INSTRUCTIONS TO FOLLOW :: Retype the records that come next, word for word.

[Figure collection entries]
★ ★ ★ ★ ★ ★ ★

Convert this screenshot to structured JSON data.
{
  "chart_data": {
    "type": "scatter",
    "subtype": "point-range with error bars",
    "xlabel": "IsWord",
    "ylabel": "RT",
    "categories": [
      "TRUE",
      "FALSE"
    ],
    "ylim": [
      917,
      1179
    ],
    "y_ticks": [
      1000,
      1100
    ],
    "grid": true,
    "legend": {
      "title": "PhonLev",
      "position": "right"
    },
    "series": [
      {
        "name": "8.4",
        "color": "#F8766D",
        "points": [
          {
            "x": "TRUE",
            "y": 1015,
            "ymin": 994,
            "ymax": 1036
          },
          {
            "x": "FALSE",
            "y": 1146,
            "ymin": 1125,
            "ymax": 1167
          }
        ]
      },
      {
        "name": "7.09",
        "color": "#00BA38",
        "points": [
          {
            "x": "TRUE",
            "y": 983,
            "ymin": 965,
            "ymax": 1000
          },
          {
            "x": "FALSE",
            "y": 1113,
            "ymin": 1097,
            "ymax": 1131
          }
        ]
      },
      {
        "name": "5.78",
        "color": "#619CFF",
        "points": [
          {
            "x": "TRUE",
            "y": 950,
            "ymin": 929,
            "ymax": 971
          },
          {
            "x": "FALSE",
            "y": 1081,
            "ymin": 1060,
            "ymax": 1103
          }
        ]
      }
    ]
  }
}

★ ★ ★ ★ ★ ★ ★

FULL SOLUTION ::
Convert this screenshot to structured JSON data.
{
  "chart_data": {
    "type": "scatter",
    "subtype": "point-range with error bars",
    "xlabel": "IsWord",
    "ylabel": "RT",
    "categories": [
      "TRUE",
      "FALSE"
    ],
    "ylim": [
      917,
      1179
    ],
    "y_ticks": [
      1000,
      1100
    ],
    "grid": true,
    "legend": {
      "title": "PhonLev",
      "position": "right"
    },
    "series": [
      {
        "name": "8.4",
        "color": "#F8766D",
        "points": [
          {
            "x": "TRUE",
            "y": 1015,
            "ymin": 994,
            "ymax": 1036
          },
          {
            "x": "FALSE",
            "y": 1146,
            "ymin": 1125,
            "ymax": 1167
          }
        ]
      },
      {
        "name": "7.09",
        "color": "#00BA38",
        "points": [
          {
            "x": "TRUE",
            "y": 983,
            "ymin": 965,
            "ymax": 1000
          },
          {
            "x": "FALSE",
            "y": 1113,
            "ymin": 1097,
            "ymax": 1131
          }
        ]
      },
      {
        "name": "5.78",
        "color": "#619CFF",
        "points": [
          {
            "x": "TRUE",
            "y": 950,
            "ymin": 929,
            "ymax": 971
          },
          {
            "x": "FALSE",
            "y": 1081,
            "ymin": 1060,
            "ymax": 1103
          }
        ]
      }
    ]
  }
}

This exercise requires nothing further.